EXERCISE DETAILS ▸
Output all the material that follows, exactly as given.

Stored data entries
□ □ □

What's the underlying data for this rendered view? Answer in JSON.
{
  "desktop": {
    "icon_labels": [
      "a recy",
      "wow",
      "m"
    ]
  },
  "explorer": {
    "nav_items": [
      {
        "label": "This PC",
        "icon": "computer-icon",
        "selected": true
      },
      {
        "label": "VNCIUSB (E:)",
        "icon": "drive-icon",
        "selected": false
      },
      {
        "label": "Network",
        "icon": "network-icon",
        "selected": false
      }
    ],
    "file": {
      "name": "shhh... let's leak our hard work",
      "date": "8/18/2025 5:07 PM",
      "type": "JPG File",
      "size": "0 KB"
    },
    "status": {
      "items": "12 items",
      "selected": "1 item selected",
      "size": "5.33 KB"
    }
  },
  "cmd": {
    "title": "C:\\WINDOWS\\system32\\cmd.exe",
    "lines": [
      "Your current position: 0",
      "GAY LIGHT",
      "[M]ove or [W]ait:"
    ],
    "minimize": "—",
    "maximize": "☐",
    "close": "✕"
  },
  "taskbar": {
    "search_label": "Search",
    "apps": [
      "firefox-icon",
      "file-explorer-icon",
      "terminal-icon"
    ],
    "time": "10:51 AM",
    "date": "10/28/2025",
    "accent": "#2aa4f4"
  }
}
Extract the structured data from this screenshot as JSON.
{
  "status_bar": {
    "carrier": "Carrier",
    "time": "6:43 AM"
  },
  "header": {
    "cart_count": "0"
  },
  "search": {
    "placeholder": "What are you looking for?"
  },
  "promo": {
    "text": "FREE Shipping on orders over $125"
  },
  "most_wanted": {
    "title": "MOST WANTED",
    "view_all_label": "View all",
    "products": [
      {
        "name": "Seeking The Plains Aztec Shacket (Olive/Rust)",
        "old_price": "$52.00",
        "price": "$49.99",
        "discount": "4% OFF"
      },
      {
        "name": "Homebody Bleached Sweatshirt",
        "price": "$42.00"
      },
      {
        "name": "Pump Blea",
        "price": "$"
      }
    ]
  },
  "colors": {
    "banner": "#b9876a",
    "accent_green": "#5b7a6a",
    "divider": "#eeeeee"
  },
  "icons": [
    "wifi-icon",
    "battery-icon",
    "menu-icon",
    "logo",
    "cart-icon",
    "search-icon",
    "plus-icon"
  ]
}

□ □ □

EXERCISE RESPONSE ▸
What's the underlying data for this rendered view? Answer in JSON.
{
  "desktop": {
    "icon_labels": [
      "a recy",
      "wow",
      "m"
    ]
  },
  "explorer": {
    "nav_items": [
      {
        "label": "This PC",
        "icon": "computer-icon",
        "selected": true
      },
      {
        "label": "VNCIUSB (E:)",
        "icon": "drive-icon",
        "selected": false
      },
      {
        "label": "Network",
        "icon": "network-icon",
        "selected": false
      }
    ],
    "file": {
      "name": "shhh... let's leak our hard work",
      "date": "8/18/2025 5:07 PM",
      "type": "JPG File",
      "size": "0 KB"
    },
    "status": {
      "items": "12 items",
      "selected": "1 item selected",
      "size": "5.33 KB"
    }
  },
  "cmd": {
    "title": "C:\\WINDOWS\\system32\\cmd.exe",
    "lines": [
      "Your current position: 0",
      "GAY LIGHT",
      "[M]ove or [W]ait:"
    ],
    "minimize": "—",
    "maximize": "☐",
    "close": "✕"
  },
  "taskbar": {
    "search_label": "Search",
    "apps": [
      "firefox-icon",
      "file-explorer-icon",
      "terminal-icon"
    ],
    "time": "10:51 AM",
    "date": "10/28/2025",
    "accent": "#2aa4f4"
  }
}
Extract the structured data from this screenshot as JSON.
{
  "status_bar": {
    "carrier": "Carrier",
    "time": "6:43 AM"
  },
  "header": {
    "cart_count": "0"
  },
  "search": {
    "placeholder": "What are you looking for?"
  },
  "promo": {
    "text": "FREE Shipping on orders over $125"
  },
  "most_wanted": {
    "title": "MOST WANTED",
    "view_all_label": "View all",
    "products": [
      {
        "name": "Seeking The Plains Aztec Shacket (Olive/Rust)",
        "old_price": "$52.00",
        "price": "$49.99",
        "discount": "4% OFF"
      },
      {
        "name": "Homebody Bleached Sweatshirt",
        "price": "$42.00"
      },
      {
        "name": "Pump Blea",
        "price": "$"
      }
    ]
  },
  "colors": {
    "banner": "#b9876a",
    "accent_green": "#5b7a6a",
    "divider": "#eeeeee"
  },
  "icons": [
    "wifi-icon",
    "battery-icon",
    "menu-icon",
    "logo",
    "cart-icon",
    "search-icon",
    "plus-icon"
  ]
}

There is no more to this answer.